__PROBLEM TO SOLVE__
Below are records; count the lines that contain "الموضحة" and give only the total.

(Extracted data entries)
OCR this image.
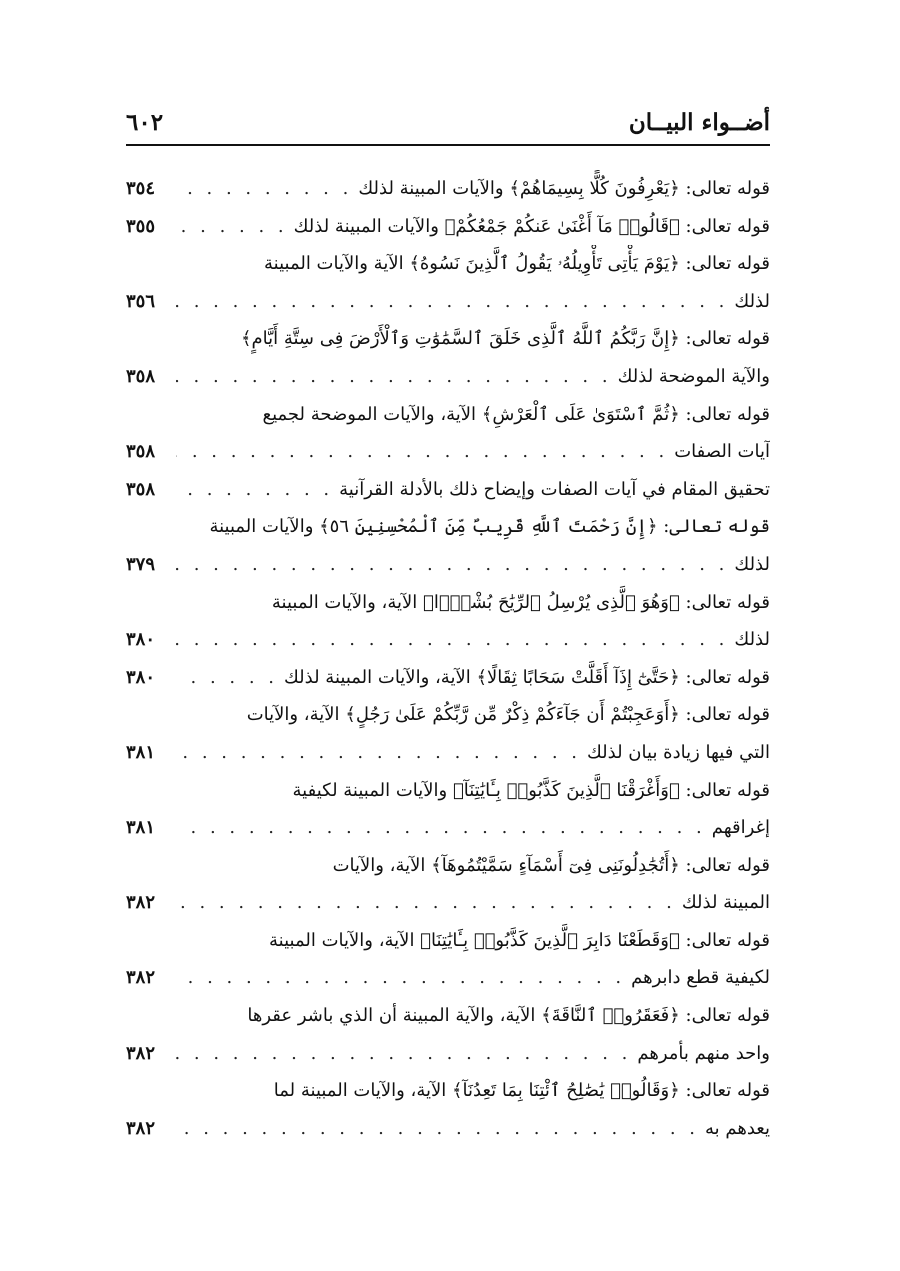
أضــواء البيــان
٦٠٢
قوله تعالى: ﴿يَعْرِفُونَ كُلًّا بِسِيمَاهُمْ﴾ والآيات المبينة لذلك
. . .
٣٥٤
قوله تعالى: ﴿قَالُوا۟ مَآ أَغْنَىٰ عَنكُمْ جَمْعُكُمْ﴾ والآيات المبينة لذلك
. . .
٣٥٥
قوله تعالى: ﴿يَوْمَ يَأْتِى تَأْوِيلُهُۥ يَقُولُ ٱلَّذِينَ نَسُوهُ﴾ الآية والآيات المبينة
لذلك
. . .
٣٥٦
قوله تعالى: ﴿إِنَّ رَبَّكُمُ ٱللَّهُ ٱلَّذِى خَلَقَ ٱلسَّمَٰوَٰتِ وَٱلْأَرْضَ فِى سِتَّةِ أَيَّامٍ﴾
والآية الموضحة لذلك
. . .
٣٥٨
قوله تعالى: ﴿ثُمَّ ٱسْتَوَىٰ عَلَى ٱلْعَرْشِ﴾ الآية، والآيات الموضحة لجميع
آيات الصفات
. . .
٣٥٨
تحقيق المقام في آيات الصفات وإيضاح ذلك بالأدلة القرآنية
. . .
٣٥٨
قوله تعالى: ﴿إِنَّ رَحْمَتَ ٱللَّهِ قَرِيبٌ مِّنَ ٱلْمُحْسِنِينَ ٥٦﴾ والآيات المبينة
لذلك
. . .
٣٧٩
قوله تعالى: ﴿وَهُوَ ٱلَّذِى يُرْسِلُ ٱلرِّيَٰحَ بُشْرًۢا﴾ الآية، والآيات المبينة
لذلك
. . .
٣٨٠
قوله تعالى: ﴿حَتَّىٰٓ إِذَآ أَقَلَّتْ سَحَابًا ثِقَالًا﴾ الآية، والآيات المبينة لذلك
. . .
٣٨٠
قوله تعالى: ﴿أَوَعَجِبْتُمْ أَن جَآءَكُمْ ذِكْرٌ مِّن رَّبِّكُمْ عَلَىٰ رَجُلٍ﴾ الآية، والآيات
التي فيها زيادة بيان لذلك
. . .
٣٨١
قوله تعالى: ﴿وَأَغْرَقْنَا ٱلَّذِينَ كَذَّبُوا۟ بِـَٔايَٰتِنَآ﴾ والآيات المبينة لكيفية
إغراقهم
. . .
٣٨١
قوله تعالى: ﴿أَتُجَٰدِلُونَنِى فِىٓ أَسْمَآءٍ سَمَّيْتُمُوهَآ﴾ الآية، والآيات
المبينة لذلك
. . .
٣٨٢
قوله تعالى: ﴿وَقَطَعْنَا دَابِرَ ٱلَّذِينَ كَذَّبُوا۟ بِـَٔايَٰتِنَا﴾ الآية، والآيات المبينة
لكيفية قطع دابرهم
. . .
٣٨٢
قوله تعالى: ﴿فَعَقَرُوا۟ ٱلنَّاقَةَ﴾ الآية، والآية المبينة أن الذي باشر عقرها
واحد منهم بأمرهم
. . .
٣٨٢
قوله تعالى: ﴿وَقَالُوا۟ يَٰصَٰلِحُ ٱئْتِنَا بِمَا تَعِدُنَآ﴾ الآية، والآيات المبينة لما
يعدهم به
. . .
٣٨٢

__OUTPUT FOR THIS TASK__
2